Filter the lines below, copying only those with the string "Дата".

Excerpted records ▸

───

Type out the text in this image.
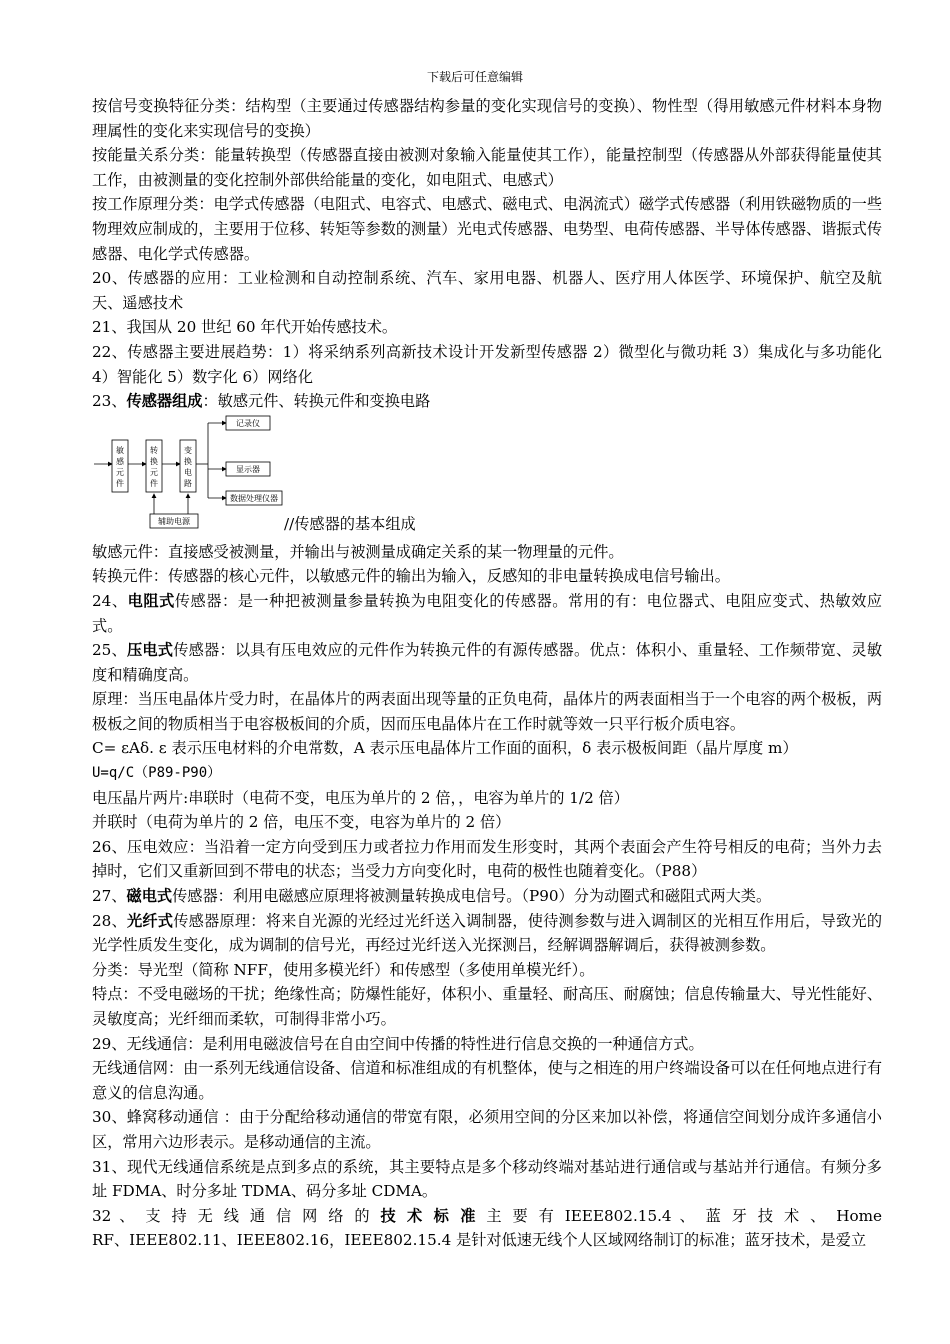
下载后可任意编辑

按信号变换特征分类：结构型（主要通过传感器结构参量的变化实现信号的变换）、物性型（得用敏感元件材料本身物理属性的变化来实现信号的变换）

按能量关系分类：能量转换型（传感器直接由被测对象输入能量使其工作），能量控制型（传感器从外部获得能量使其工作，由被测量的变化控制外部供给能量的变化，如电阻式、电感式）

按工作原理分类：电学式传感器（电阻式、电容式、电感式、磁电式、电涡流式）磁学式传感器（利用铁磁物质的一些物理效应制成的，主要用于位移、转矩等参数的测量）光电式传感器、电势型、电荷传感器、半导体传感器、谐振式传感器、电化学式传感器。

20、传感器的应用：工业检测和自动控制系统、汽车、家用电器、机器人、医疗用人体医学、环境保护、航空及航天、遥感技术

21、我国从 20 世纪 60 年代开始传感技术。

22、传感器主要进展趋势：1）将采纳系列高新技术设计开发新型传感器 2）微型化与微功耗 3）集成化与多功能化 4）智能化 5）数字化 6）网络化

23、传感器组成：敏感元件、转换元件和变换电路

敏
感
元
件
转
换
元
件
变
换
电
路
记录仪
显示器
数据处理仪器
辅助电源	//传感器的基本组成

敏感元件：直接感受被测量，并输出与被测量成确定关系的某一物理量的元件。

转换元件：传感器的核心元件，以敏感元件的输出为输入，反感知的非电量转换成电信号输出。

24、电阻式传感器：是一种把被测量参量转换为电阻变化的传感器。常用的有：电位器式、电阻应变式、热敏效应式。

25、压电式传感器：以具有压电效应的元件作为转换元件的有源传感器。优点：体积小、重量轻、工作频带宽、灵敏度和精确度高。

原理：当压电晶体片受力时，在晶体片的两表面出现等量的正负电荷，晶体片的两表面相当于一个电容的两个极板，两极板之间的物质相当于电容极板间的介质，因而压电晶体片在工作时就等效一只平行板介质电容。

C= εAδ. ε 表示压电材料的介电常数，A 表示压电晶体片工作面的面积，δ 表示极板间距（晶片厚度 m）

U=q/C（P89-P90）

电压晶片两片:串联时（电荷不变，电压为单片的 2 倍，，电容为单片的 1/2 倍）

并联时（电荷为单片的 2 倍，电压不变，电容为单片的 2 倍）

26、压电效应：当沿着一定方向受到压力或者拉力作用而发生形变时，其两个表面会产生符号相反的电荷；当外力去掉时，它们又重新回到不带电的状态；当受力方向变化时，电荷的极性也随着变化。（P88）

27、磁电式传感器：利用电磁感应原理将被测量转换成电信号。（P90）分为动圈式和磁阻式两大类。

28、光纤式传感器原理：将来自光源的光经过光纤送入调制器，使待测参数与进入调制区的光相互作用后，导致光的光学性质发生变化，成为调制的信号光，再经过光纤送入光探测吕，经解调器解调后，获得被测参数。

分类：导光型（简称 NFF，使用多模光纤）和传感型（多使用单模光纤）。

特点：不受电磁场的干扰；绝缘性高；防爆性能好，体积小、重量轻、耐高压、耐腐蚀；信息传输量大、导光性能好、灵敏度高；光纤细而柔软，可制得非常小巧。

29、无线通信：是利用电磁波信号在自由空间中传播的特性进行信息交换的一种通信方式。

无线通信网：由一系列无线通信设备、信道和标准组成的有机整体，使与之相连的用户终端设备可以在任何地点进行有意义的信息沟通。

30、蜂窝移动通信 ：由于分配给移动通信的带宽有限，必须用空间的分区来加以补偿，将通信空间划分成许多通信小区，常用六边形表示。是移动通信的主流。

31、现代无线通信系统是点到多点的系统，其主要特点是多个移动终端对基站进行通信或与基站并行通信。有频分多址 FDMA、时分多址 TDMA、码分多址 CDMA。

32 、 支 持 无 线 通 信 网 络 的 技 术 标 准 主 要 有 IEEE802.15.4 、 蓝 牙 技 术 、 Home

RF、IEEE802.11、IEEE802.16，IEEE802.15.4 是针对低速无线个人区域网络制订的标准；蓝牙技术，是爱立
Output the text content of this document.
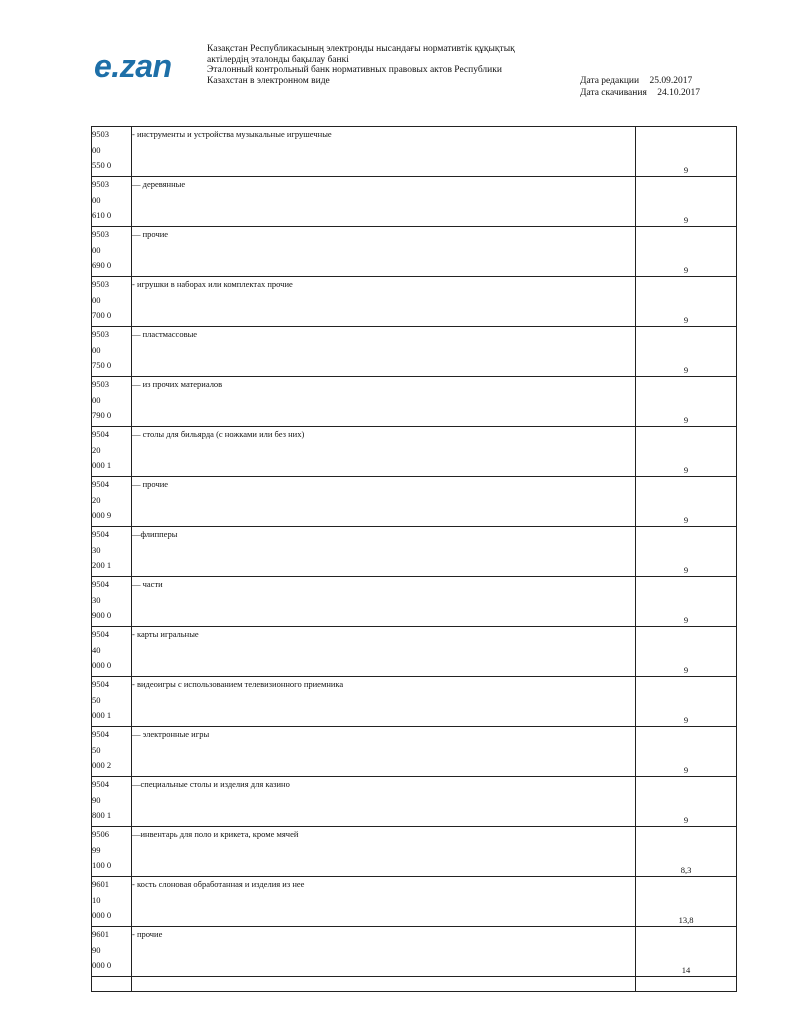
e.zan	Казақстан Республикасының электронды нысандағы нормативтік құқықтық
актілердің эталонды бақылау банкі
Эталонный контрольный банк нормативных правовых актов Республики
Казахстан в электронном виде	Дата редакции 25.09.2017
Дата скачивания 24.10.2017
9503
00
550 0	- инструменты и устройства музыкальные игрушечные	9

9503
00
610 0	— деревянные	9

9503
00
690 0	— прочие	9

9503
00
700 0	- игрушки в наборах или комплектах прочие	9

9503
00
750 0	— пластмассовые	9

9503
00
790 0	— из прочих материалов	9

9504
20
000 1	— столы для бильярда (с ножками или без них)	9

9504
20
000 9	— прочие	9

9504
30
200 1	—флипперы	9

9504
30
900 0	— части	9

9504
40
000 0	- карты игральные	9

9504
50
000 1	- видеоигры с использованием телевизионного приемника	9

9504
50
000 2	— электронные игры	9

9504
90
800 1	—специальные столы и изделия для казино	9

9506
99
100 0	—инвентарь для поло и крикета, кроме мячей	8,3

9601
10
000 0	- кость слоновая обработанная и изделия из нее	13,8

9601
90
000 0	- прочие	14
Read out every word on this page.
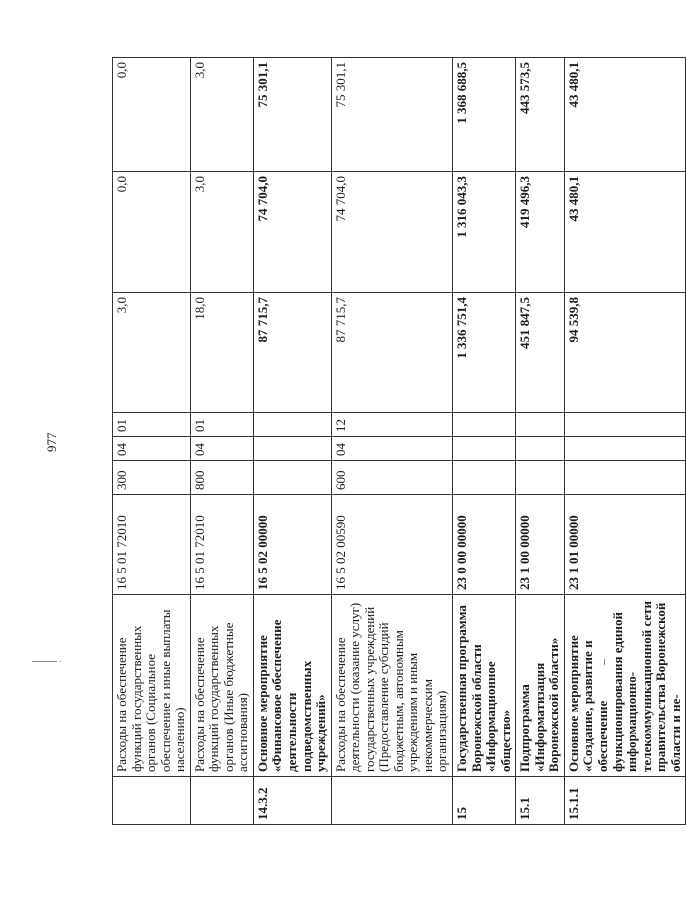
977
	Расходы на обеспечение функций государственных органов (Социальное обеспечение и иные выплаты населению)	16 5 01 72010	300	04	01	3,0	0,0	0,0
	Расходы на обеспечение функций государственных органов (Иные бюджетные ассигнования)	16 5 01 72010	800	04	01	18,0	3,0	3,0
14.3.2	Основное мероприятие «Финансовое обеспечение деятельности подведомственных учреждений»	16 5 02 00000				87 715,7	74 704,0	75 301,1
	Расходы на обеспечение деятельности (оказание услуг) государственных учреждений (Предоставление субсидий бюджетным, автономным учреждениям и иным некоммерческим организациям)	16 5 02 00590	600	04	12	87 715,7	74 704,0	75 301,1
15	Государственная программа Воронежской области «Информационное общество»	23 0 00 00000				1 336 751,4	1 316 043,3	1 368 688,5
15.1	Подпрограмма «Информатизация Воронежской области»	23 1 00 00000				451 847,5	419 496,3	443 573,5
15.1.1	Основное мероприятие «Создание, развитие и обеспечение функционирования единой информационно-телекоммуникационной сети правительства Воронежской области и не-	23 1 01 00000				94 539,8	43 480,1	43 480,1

───

Response to the task ▸
Казахстан в электронном виде	Дата редакции 25.09.2017
Дата скачивания 24.10.2017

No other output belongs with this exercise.